Each line of the material below should be reproduced exactly.
:::
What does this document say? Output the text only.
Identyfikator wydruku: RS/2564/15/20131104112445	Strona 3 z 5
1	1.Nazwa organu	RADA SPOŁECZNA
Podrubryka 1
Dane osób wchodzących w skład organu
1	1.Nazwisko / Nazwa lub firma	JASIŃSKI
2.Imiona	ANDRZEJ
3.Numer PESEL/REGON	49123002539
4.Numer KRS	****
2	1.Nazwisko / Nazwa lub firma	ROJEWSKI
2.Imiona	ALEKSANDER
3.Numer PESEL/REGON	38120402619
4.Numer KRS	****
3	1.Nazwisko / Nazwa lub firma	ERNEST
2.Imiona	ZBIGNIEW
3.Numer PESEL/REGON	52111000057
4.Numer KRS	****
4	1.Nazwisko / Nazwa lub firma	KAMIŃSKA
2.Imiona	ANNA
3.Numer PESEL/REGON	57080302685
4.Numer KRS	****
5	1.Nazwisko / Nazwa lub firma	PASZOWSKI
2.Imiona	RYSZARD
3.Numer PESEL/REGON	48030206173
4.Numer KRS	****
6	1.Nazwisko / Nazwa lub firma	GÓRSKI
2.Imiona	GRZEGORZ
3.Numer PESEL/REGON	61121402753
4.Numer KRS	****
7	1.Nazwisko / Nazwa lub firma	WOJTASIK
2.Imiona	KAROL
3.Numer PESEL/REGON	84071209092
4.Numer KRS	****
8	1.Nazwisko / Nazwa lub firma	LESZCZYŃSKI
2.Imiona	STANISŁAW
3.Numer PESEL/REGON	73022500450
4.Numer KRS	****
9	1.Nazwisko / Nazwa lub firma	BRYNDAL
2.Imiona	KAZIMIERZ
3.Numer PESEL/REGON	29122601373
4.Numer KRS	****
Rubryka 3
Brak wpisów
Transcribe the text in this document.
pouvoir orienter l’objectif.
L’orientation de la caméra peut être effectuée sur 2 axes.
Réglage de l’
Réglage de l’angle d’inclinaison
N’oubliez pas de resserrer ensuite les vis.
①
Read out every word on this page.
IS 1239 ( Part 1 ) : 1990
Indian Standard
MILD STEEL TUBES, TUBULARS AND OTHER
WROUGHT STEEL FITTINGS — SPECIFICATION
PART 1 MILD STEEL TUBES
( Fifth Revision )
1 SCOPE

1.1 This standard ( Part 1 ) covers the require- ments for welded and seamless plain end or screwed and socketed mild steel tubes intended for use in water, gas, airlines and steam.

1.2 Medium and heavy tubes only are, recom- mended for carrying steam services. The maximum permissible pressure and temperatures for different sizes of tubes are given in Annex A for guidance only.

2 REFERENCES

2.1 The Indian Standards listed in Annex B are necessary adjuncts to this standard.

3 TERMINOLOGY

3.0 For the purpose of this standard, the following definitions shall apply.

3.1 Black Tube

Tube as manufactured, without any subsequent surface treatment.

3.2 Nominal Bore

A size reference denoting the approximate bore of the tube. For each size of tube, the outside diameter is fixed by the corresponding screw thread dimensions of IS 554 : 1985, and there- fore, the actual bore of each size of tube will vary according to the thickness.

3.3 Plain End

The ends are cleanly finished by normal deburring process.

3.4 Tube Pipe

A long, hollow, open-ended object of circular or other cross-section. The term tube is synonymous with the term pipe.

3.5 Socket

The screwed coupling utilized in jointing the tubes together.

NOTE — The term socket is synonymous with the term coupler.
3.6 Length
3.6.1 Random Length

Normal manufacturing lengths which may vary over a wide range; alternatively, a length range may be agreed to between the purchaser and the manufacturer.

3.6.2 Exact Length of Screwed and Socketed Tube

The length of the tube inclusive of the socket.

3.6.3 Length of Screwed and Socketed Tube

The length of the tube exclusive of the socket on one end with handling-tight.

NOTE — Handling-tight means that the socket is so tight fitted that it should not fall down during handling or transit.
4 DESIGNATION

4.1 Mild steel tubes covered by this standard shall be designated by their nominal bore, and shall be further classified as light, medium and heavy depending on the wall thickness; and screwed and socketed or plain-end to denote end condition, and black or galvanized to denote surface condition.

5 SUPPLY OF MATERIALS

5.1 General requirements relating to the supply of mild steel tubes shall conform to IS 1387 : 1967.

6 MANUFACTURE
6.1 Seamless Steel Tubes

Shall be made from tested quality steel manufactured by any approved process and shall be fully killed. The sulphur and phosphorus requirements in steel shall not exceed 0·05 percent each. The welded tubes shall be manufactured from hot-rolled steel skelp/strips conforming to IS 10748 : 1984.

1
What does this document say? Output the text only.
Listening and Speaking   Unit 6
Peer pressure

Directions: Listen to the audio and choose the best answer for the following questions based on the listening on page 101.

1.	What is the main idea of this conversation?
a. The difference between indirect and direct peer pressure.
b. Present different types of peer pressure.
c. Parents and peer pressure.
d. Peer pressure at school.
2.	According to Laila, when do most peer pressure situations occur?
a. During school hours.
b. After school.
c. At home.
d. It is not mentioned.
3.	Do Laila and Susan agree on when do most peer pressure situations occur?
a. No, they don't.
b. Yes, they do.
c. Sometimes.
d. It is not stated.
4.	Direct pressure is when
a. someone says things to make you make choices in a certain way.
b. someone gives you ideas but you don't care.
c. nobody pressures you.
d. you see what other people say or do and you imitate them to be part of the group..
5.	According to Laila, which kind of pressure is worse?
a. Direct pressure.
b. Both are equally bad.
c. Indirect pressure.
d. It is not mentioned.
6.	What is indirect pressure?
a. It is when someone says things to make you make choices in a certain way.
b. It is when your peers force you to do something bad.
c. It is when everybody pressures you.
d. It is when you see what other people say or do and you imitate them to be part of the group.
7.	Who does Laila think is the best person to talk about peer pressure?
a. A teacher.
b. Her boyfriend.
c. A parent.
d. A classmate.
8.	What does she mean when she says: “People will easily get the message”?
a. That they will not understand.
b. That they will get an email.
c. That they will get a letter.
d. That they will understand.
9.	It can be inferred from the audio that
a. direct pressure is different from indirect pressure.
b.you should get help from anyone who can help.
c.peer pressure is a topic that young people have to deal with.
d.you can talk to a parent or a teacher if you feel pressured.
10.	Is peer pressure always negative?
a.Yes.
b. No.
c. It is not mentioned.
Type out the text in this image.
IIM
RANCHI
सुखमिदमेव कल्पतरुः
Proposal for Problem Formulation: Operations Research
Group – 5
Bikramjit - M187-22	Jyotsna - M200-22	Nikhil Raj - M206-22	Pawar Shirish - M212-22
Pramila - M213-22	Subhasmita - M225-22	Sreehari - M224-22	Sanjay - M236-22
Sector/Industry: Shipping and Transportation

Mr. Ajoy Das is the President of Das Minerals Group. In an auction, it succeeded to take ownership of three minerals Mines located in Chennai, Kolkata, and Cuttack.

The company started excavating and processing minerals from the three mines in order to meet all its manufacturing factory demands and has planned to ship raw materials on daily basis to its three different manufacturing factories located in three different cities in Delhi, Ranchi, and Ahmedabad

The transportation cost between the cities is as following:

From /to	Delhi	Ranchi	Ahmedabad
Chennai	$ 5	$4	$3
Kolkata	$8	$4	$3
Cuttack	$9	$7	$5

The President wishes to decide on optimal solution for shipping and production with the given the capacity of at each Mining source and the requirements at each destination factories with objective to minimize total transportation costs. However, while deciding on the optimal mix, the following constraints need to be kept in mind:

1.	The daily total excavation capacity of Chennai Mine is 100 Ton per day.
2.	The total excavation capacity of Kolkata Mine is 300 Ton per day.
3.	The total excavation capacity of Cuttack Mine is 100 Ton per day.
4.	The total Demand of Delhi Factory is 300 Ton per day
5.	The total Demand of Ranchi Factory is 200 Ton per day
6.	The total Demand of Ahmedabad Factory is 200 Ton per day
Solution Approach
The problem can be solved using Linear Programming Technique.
:::
### THE COMPLETED TASK
What does this document say? Output the text only.
Identyfikator wydruku: RS/2564/15/20131104112445	Strona 3 z 5
1	1.Nazwa organu	RADA SPOŁECZNA
Podrubryka 1
Dane osób wchodzących w skład organu
1	1.Nazwisko / Nazwa lub firma	JASIŃSKI
2.Imiona	ANDRZEJ
3.Numer PESEL/REGON	49123002539
4.Numer KRS	****
2	1.Nazwisko / Nazwa lub firma	ROJEWSKI
2.Imiona	ALEKSANDER
3.Numer PESEL/REGON	38120402619
4.Numer KRS	****
3	1.Nazwisko / Nazwa lub firma	ERNEST
2.Imiona	ZBIGNIEW
3.Numer PESEL/REGON	52111000057
4.Numer KRS	****
4	1.Nazwisko / Nazwa lub firma	KAMIŃSKA
2.Imiona	ANNA
3.Numer PESEL/REGON	57080302685
4.Numer KRS	****
5	1.Nazwisko / Nazwa lub firma	PASZOWSKI
2.Imiona	RYSZARD
3.Numer PESEL/REGON	48030206173
4.Numer KRS	****
6	1.Nazwisko / Nazwa lub firma	GÓRSKI
2.Imiona	GRZEGORZ
3.Numer PESEL/REGON	61121402753
4.Numer KRS	****
7	1.Nazwisko / Nazwa lub firma	WOJTASIK
2.Imiona	KAROL
3.Numer PESEL/REGON	84071209092
4.Numer KRS	****
8	1.Nazwisko / Nazwa lub firma	LESZCZYŃSKI
2.Imiona	STANISŁAW
3.Numer PESEL/REGON	73022500450
4.Numer KRS	****
9	1.Nazwisko / Nazwa lub firma	BRYNDAL
2.Imiona	KAZIMIERZ
3.Numer PESEL/REGON	29122601373
4.Numer KRS	****
Rubryka 3
Brak wpisów
Transcribe the text in this document.
pouvoir orienter l’objectif.
L’orientation de la caméra peut être effectuée sur 2 axes.
Réglage de l’
Réglage de l’angle d’inclinaison
N’oubliez pas de resserrer ensuite les vis.
①
Read out every word on this page.
IS 1239 ( Part 1 ) : 1990
Indian Standard
MILD STEEL TUBES, TUBULARS AND OTHER
WROUGHT STEEL FITTINGS — SPECIFICATION
PART 1 MILD STEEL TUBES
( Fifth Revision )
1 SCOPE

1.1 This standard ( Part 1 ) covers the require- ments for welded and seamless plain end or screwed and socketed mild steel tubes intended for use in water, gas, airlines and steam.

1.2 Medium and heavy tubes only are, recom- mended for carrying steam services. The maximum permissible pressure and temperatures for different sizes of tubes are given in Annex A for guidance only.

2 REFERENCES

2.1 The Indian Standards listed in Annex B are necessary adjuncts to this standard.

3 TERMINOLOGY

3.0 For the purpose of this standard, the following definitions shall apply.

3.1 Black Tube

Tube as manufactured, without any subsequent surface treatment.

3.2 Nominal Bore

A size reference denoting the approximate bore of the tube. For each size of tube, the outside diameter is fixed by the corresponding screw thread dimensions of IS 554 : 1985, and there- fore, the actual bore of each size of tube will vary according to the thickness.

3.3 Plain End

The ends are cleanly finished by normal deburring process.

3.4 Tube Pipe

A long, hollow, open-ended object of circular or other cross-section. The term tube is synonymous with the term pipe.

3.5 Socket

The screwed coupling utilized in jointing the tubes together.

NOTE — The term socket is synonymous with the term coupler.
3.6 Length
3.6.1 Random Length

Normal manufacturing lengths which may vary over a wide range; alternatively, a length range may be agreed to between the purchaser and the manufacturer.

3.6.2 Exact Length of Screwed and Socketed Tube

The length of the tube inclusive of the socket.

3.6.3 Length of Screwed and Socketed Tube

The length of the tube exclusive of the socket on one end with handling-tight.

NOTE — Handling-tight means that the socket is so tight fitted that it should not fall down during handling or transit.
4 DESIGNATION

4.1 Mild steel tubes covered by this standard shall be designated by their nominal bore, and shall be further classified as light, medium and heavy depending on the wall thickness; and screwed and socketed or plain-end to denote end condition, and black or galvanized to denote surface condition.

5 SUPPLY OF MATERIALS

5.1 General requirements relating to the supply of mild steel tubes shall conform to IS 1387 : 1967.

6 MANUFACTURE
6.1 Seamless Steel Tubes

Shall be made from tested quality steel manufactured by any approved process and shall be fully killed. The sulphur and phosphorus requirements in steel shall not exceed 0·05 percent each. The welded tubes shall be manufactured from hot-rolled steel skelp/strips conforming to IS 10748 : 1984.

1
What does this document say? Output the text only.
Listening and Speaking   Unit 6
Peer pressure

Directions: Listen to the audio and choose the best answer for the following questions based on the listening on page 101.

1.	What is the main idea of this conversation?
a. The difference between indirect and direct peer pressure.
b. Present different types of peer pressure.
c. Parents and peer pressure.
d. Peer pressure at school.
2.	According to Laila, when do most peer pressure situations occur?
a. During school hours.
b. After school.
c. At home.
d. It is not mentioned.
3.	Do Laila and Susan agree on when do most peer pressure situations occur?
a. No, they don't.
b. Yes, they do.
c. Sometimes.
d. It is not stated.
4.	Direct pressure is when
a. someone says things to make you make choices in a certain way.
b. someone gives you ideas but you don't care.
c. nobody pressures you.
d. you see what other people say or do and you imitate them to be part of the group..
5.	According to Laila, which kind of pressure is worse?
a. Direct pressure.
b. Both are equally bad.
c. Indirect pressure.
d. It is not mentioned.
6.	What is indirect pressure?
a. It is when someone says things to make you make choices in a certain way.
b. It is when your peers force you to do something bad.
c. It is when everybody pressures you.
d. It is when you see what other people say or do and you imitate them to be part of the group.
7.	Who does Laila think is the best person to talk about peer pressure?
a. A teacher.
b. Her boyfriend.
c. A parent.
d. A classmate.
8.	What does she mean when she says: “People will easily get the message”?
a. That they will not understand.
b. That they will get an email.
c. That they will get a letter.
d. That they will understand.
9.	It can be inferred from the audio that
a. direct pressure is different from indirect pressure.
b.you should get help from anyone who can help.
c.peer pressure is a topic that young people have to deal with.
d.you can talk to a parent or a teacher if you feel pressured.
10.	Is peer pressure always negative?
a.Yes.
b. No.
c. It is not mentioned.
Type out the text in this image.
IIM
RANCHI
सुखमिदमेव कल्पतरुः
Proposal for Problem Formulation: Operations Research
Group – 5
Bikramjit - M187-22	Jyotsna - M200-22	Nikhil Raj - M206-22	Pawar Shirish - M212-22
Pramila - M213-22	Subhasmita - M225-22	Sreehari - M224-22	Sanjay - M236-22
Sector/Industry: Shipping and Transportation

Mr. Ajoy Das is the President of Das Minerals Group. In an auction, it succeeded to take ownership of three minerals Mines located in Chennai, Kolkata, and Cuttack.

The company started excavating and processing minerals from the three mines in order to meet all its manufacturing factory demands and has planned to ship raw materials on daily basis to its three different manufacturing factories located in three different cities in Delhi, Ranchi, and Ahmedabad

The transportation cost between the cities is as following:

From /to	Delhi	Ranchi	Ahmedabad
Chennai	$ 5	$4	$3
Kolkata	$8	$4	$3
Cuttack	$9	$7	$5

The President wishes to decide on optimal solution for shipping and production with the given the capacity of at each Mining source and the requirements at each destination factories with objective to minimize total transportation costs. However, while deciding on the optimal mix, the following constraints need to be kept in mind:

1.	The daily total excavation capacity of Chennai Mine is 100 Ton per day.
2.	The total excavation capacity of Kolkata Mine is 300 Ton per day.
3.	The total excavation capacity of Cuttack Mine is 100 Ton per day.
4.	The total Demand of Delhi Factory is 300 Ton per day
5.	The total Demand of Ranchi Factory is 200 Ton per day
6.	The total Demand of Ahmedabad Factory is 200 Ton per day
Solution Approach
The problem can be solved using Linear Programming Technique.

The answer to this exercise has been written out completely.